• **Given exercise**
Lines containing the string "Bars" are to be counted. Write only how many there are.

• **Material supplied**
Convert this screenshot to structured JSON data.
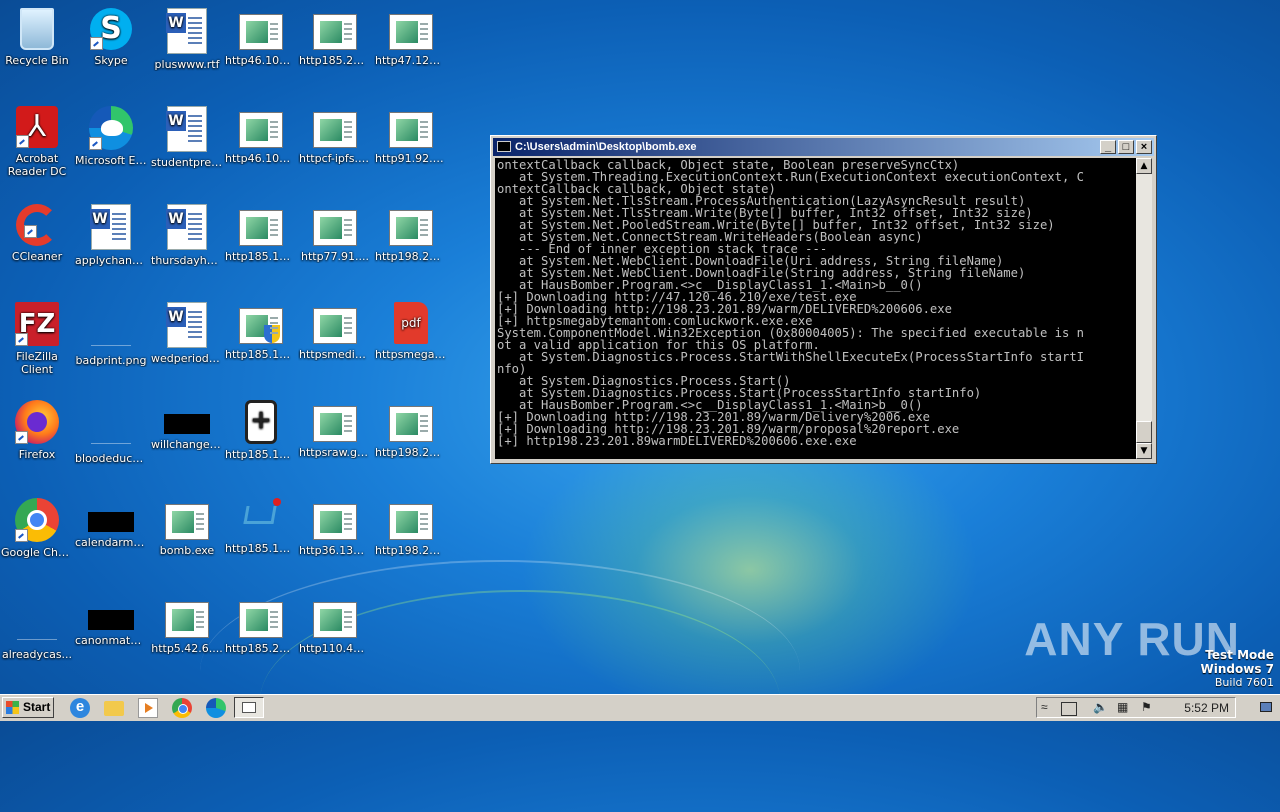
{
  "desktop": {
    "icons": [
      {
        "label": "Recycle Bin",
        "kind": "recycle-bin"
      },
      {
        "label": "Skype",
        "kind": "skype"
      },
      {
        "label": "pluswww.rtf",
        "kind": "word-doc"
      },
      {
        "label": "http46.102....",
        "kind": "exe"
      },
      {
        "label": "http185.21....",
        "kind": "exe"
      },
      {
        "label": "http47.120....",
        "kind": "exe"
      },
      {
        "label": "Acrobat Reader DC",
        "kind": "acrobat"
      },
      {
        "label": "Microsoft Edge",
        "kind": "edge"
      },
      {
        "label": "studentpres...",
        "kind": "word-doc"
      },
      {
        "label": "http46.102....",
        "kind": "exe"
      },
      {
        "label": "httpcf-ipfs.c...",
        "kind": "exe"
      },
      {
        "label": "http91.92.2...",
        "kind": "exe"
      },
      {
        "label": "CCleaner",
        "kind": "ccleaner"
      },
      {
        "label": "applychanc...",
        "kind": "word-doc"
      },
      {
        "label": "thursdayhu...",
        "kind": "word-doc"
      },
      {
        "label": "http185.17....",
        "kind": "exe"
      },
      {
        "label": "http77.91....",
        "kind": "exe"
      },
      {
        "label": "http198.23....",
        "kind": "exe"
      },
      {
        "label": "FileZilla Client",
        "kind": "filezilla"
      },
      {
        "label": "badprint.png",
        "kind": "blank"
      },
      {
        "label": "wedperiod.rtf",
        "kind": "word-doc"
      },
      {
        "label": "http185.17....",
        "kind": "exe-shield"
      },
      {
        "label": "httpsmediafi...",
        "kind": "exe"
      },
      {
        "label": "httpsmegab...",
        "kind": "pdf"
      },
      {
        "label": "Firefox",
        "kind": "firefox"
      },
      {
        "label": "bloodeduca...",
        "kind": "blank"
      },
      {
        "label": "willchanges....",
        "kind": "black"
      },
      {
        "label": "http185.17....",
        "kind": "medicine"
      },
      {
        "label": "httpsraw.git...",
        "kind": "exe"
      },
      {
        "label": "http198.23....",
        "kind": "exe"
      },
      {
        "label": "Google Chrome",
        "kind": "chrome"
      },
      {
        "label": "calendarmet...",
        "kind": "black"
      },
      {
        "label": "bomb.exe",
        "kind": "exe"
      },
      {
        "label": "http185.17....",
        "kind": "cart"
      },
      {
        "label": "http36.133....",
        "kind": "exe"
      },
      {
        "label": "http198.23....",
        "kind": "exe"
      },
      {
        "label": "alreadycas...",
        "kind": "blank"
      },
      {
        "label": "canonmater...",
        "kind": "black"
      },
      {
        "label": "http5.42.6....",
        "kind": "exe"
      },
      {
        "label": "http185.21....",
        "kind": "exe"
      },
      {
        "label": "http110.41....",
        "kind": "exe"
      }
    ]
  },
  "console": {
    "title": "C:\\Users\\admin\\Desktop\\bomb.exe",
    "minimize": "_",
    "maximize": "□",
    "close": "×",
    "output": "ontextCallback callback, Object state, Boolean preserveSyncCtx)\n   at System.Threading.ExecutionContext.Run(ExecutionContext executionContext, C\nontextCallback callback, Object state)\n   at System.Net.TlsStream.ProcessAuthentication(LazyAsyncResult result)\n   at System.Net.TlsStream.Write(Byte[] buffer, Int32 offset, Int32 size)\n   at System.Net.PooledStream.Write(Byte[] buffer, Int32 offset, Int32 size)\n   at System.Net.ConnectStream.WriteHeaders(Boolean async)\n   --- End of inner exception stack trace ---\n   at System.Net.WebClient.DownloadFile(Uri address, String fileName)\n   at System.Net.WebClient.DownloadFile(String address, String fileName)\n   at HausBomber.Program.<>c__DisplayClass1_1.<Main>b__0()\n[+] Downloading http://47.120.46.210/exe/test.exe\n[+] Downloading http://198.23.201.89/warm/DELIVERED%200606.exe\n[+] httpsmegabytemantom.comluckwork.exe.exe\nSystem.ComponentModel.Win32Exception (0x80004005): The specified executable is n\not a valid application for this OS platform.\n   at System.Diagnostics.Process.StartWithShellExecuteEx(ProcessStartInfo startI\nnfo)\n   at System.Diagnostics.Process.Start()\n   at System.Diagnostics.Process.Start(ProcessStartInfo startInfo)\n   at HausBomber.Program.<>c__DisplayClass1_1.<Main>b__0()\n[+] Downloading http://198.23.201.89/warm/Delivery%2006.exe\n[+] Downloading http://198.23.201.89/warm/proposal%20report.exe\n[+] http198.23.201.89warmDELIVERED%200606.exe.exe"
  },
  "watermark": {
    "text": "ANY RUN"
  },
  "os_info": {
    "mode": "Test Mode",
    "version": "Windows 7",
    "build": "Build 7601"
  },
  "taskbar": {
    "start_label": "Start",
    "tray_chevron": "≈",
    "clock": "5:52 PM",
    "icons": [
      "ie-icon",
      "explorer-icon",
      "media-player-icon",
      "chrome-icon",
      "edge-icon",
      "console-task-icon"
    ]
  }
}
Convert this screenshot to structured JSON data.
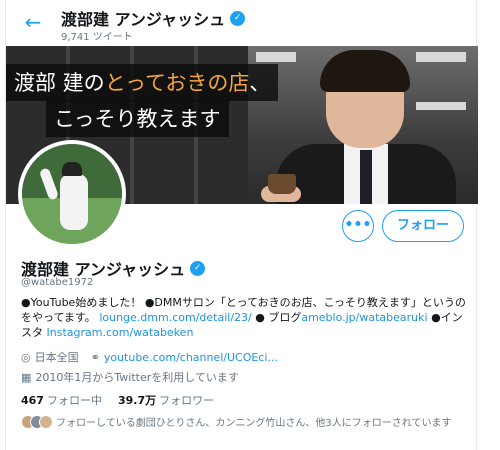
{
  "header": {
    "back_glyph": "←",
    "name": "渡部建 アンジャッシュ",
    "tweet_count": "9,741 ツイート"
  },
  "banner": {
    "line1_a": "渡部 建の",
    "line1_b": "とっておきの店",
    "line1_c": "、",
    "line2": "こっそり教えます"
  },
  "actions": {
    "more_glyph": "•••",
    "follow_label": "フォロー"
  },
  "profile": {
    "name": "渡部建 アンジャッシュ",
    "verified_glyph": "✓",
    "handle": "@watabe1972"
  },
  "bio": {
    "p1": "●YouTube始めました！ ●DMMサロン「とっておきのお店、こっそり教えます」というのをやってます。",
    "link1": "lounge.dmm.com/detail/23/",
    "p2": " ● ブログ",
    "link2": "ameblo.jp/watabearuki",
    "p3": " ●インスタ ",
    "link3": "Instagram.com/watabeken"
  },
  "meta": {
    "location": "日本全国",
    "url": "youtube.com/channel/UCOEci...",
    "joined": "2010年1月からTwitterを利用しています"
  },
  "stats": {
    "following_count": "467",
    "following_label": "フォロー中",
    "followers_count": "39.7万",
    "followers_label": "フォロワー"
  },
  "followed_by": {
    "text": "フォローしている劇団ひとりさん、カンニング竹山さん、他3人にフォローされています"
  },
  "icons": {
    "back": "back-arrow-icon",
    "verified": "verified-badge-icon",
    "location": "location-pin-icon",
    "link": "link-icon",
    "calendar": "calendar-icon",
    "more": "more-icon"
  },
  "colors": {
    "accent": "#1da1f2",
    "link": "#1b95e0",
    "muted": "#657786",
    "banner_highlight": "#f4a53c"
  }
}
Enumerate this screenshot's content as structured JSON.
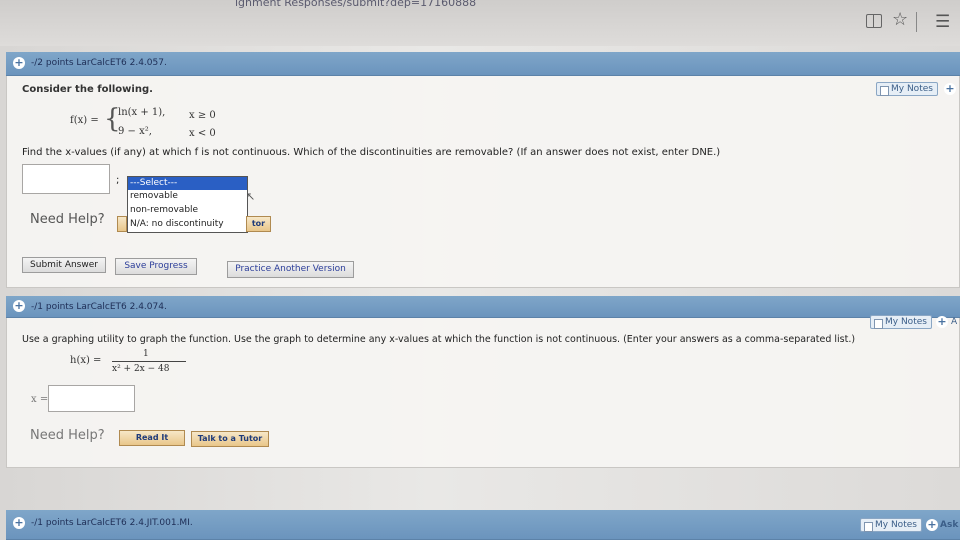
{
  "browser": {
    "url_tail": "ignment Responses/submit?dep=17160888",
    "reader_icon": "reader-icon",
    "star_icon": "star-icon",
    "menu_icon": "menu-icon"
  },
  "q1": {
    "meta": "-/2 points  LarCalcET6 2.4.057.",
    "my_notes": "My Notes",
    "prompt": "Consider the following.",
    "f_label": "f(x) =",
    "case1_expr": "ln(x + 1),",
    "case1_cond": "x ≥ 0",
    "case2_expr": "9 − x²,",
    "case2_cond": "x < 0",
    "instruction": "Find the x-values (if any) at which f is not continuous. Which of the discontinuities are removable? (If an answer does not exist, enter DNE.)",
    "separator": ";",
    "dropdown": {
      "selected": "---Select---",
      "options": [
        "---Select---",
        "removable",
        "non-removable",
        "N/A: no discontinuity"
      ]
    },
    "need_help": "Need Help?",
    "tutor_partial": "tor",
    "submit": "Submit Answer",
    "save": "Save Progress",
    "practice": "Practice Another Version"
  },
  "q2": {
    "meta": "-/1 points  LarCalcET6 2.4.074.",
    "my_notes": "My Notes",
    "ask_partial": "A",
    "prompt": "Use a graphing utility to graph the function. Use the graph to determine any x-values at which the function is not continuous. (Enter your answers as a comma-separated list.)",
    "h_label": "h(x) =",
    "numerator": "1",
    "denominator": "x² + 2x − 48",
    "x_label": "x =",
    "need_help": "Need Help?",
    "read_it": "Read It",
    "talk_tutor": "Talk to a Tutor"
  },
  "q3": {
    "meta": "-/1 points  LarCalcET6 2.4.JIT.001.MI.",
    "my_notes": "My Notes",
    "ask": "Ask"
  }
}
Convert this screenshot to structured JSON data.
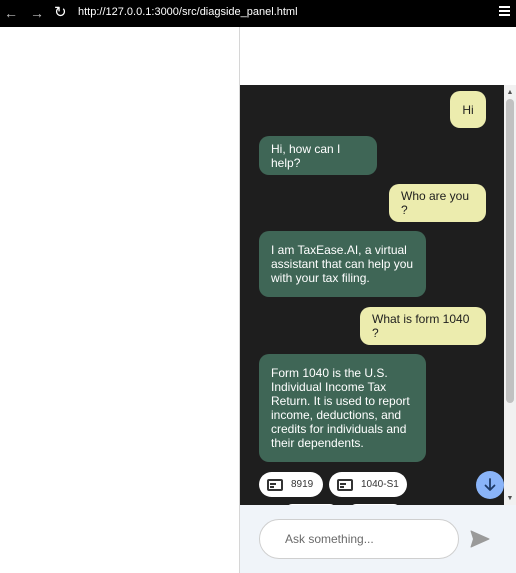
{
  "browser": {
    "back_glyph": "←",
    "forward_glyph": "→",
    "reload_glyph": "↻",
    "url": "http://127.0.0.1:3000/src/diagside_panel.html",
    "icons": [
      "back-arrow-icon",
      "forward-arrow-icon",
      "reload-icon",
      "hamburger-menu-icon"
    ]
  },
  "chat": {
    "messages": [
      {
        "sender": "user",
        "text": "Hi"
      },
      {
        "sender": "bot",
        "text": "Hi, how can I help?"
      },
      {
        "sender": "user",
        "text": "Who are you ?"
      },
      {
        "sender": "bot",
        "text": "I am TaxEase.AI, a virtual assistant that can help you with your tax filing."
      },
      {
        "sender": "user",
        "text": "What is form 1040 ?"
      },
      {
        "sender": "bot",
        "text": "Form 1040 is the U.S. Individual Income Tax Return. It is used to report income, deductions, and credits for individuals and their dependents."
      }
    ],
    "suggestions": [
      {
        "label": "8919",
        "icon": "form-document-icon"
      },
      {
        "label": "1040-S1",
        "icon": "form-document-icon"
      }
    ],
    "scroll_down_icon": "arrow-down-icon"
  },
  "input": {
    "placeholder": "Ask something...",
    "value": "",
    "send_icon": "send-icon"
  },
  "colors": {
    "chat_background": "#1e1e1e",
    "user_bubble": "#ececae",
    "bot_bubble": "#3f6656",
    "scroll_button": "#8ab4f8",
    "input_bar": "#f0f4f9"
  }
}
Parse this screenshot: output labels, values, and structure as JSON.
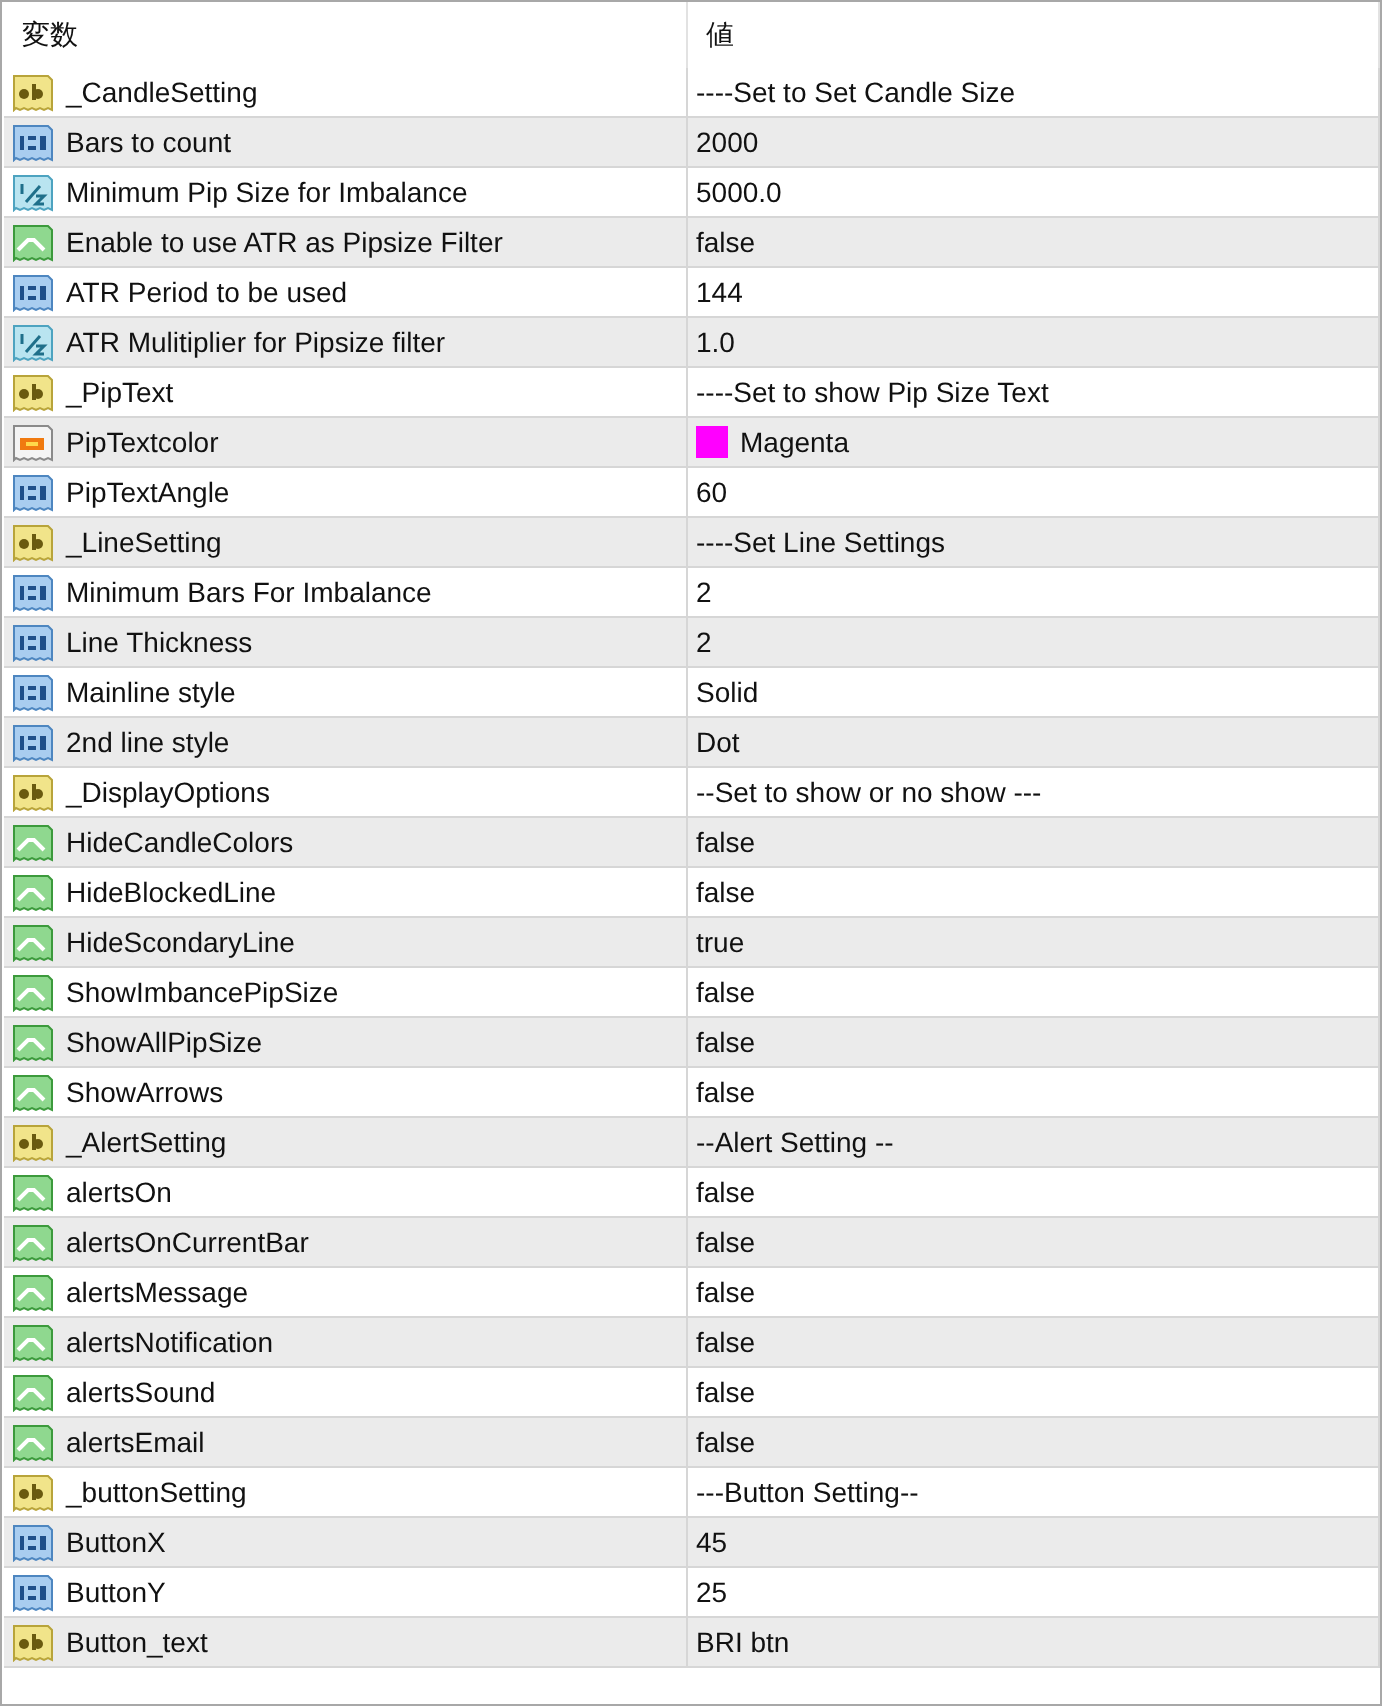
{
  "columns": [
    "変数",
    "値"
  ],
  "rows": [
    {
      "kind": "string",
      "name": "_CandleSetting",
      "value": "----Set to Set Candle Size"
    },
    {
      "kind": "int",
      "name": "Bars to count",
      "value": "2000"
    },
    {
      "kind": "double",
      "name": "Minimum Pip Size for Imbalance",
      "value": "5000.0"
    },
    {
      "kind": "bool",
      "name": "Enable to use ATR as Pipsize Filter",
      "value": "false"
    },
    {
      "kind": "int",
      "name": "ATR Period to be used",
      "value": "144"
    },
    {
      "kind": "double",
      "name": "ATR Mulitiplier for Pipsize filter",
      "value": "1.0"
    },
    {
      "kind": "string",
      "name": "_PipText",
      "value": "----Set to show Pip Size Text"
    },
    {
      "kind": "color",
      "name": "PipTextcolor",
      "value": "Magenta",
      "color": "#ff00ff"
    },
    {
      "kind": "int",
      "name": "PipTextAngle",
      "value": "60"
    },
    {
      "kind": "string",
      "name": "_LineSetting",
      "value": "----Set Line Settings"
    },
    {
      "kind": "int",
      "name": "Minimum Bars For Imbalance",
      "value": "2"
    },
    {
      "kind": "int",
      "name": "Line Thickness",
      "value": "2"
    },
    {
      "kind": "int",
      "name": "Mainline style",
      "value": "Solid"
    },
    {
      "kind": "int",
      "name": "2nd line style",
      "value": "Dot"
    },
    {
      "kind": "string",
      "name": "_DisplayOptions",
      "value": "--Set to show or no show ---"
    },
    {
      "kind": "bool",
      "name": "HideCandleColors",
      "value": "false"
    },
    {
      "kind": "bool",
      "name": "HideBlockedLine",
      "value": "false"
    },
    {
      "kind": "bool",
      "name": "HideScondaryLine",
      "value": "true"
    },
    {
      "kind": "bool",
      "name": "ShowImbancePipSize",
      "value": "false"
    },
    {
      "kind": "bool",
      "name": "ShowAllPipSize",
      "value": "false"
    },
    {
      "kind": "bool",
      "name": "ShowArrows",
      "value": "false"
    },
    {
      "kind": "string",
      "name": "_AlertSetting",
      "value": "--Alert Setting --"
    },
    {
      "kind": "bool",
      "name": "alertsOn",
      "value": "false"
    },
    {
      "kind": "bool",
      "name": "alertsOnCurrentBar",
      "value": "false"
    },
    {
      "kind": "bool",
      "name": "alertsMessage",
      "value": "false"
    },
    {
      "kind": "bool",
      "name": "alertsNotification",
      "value": "false"
    },
    {
      "kind": "bool",
      "name": "alertsSound",
      "value": "false"
    },
    {
      "kind": "bool",
      "name": "alertsEmail",
      "value": "false"
    },
    {
      "kind": "string",
      "name": "_buttonSetting",
      "value": "---Button Setting--"
    },
    {
      "kind": "int",
      "name": "ButtonX",
      "value": "45"
    },
    {
      "kind": "int",
      "name": "ButtonY",
      "value": "25"
    },
    {
      "kind": "string",
      "name": "Button_text",
      "value": "BRI btn"
    }
  ]
}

• **Expected answer**
2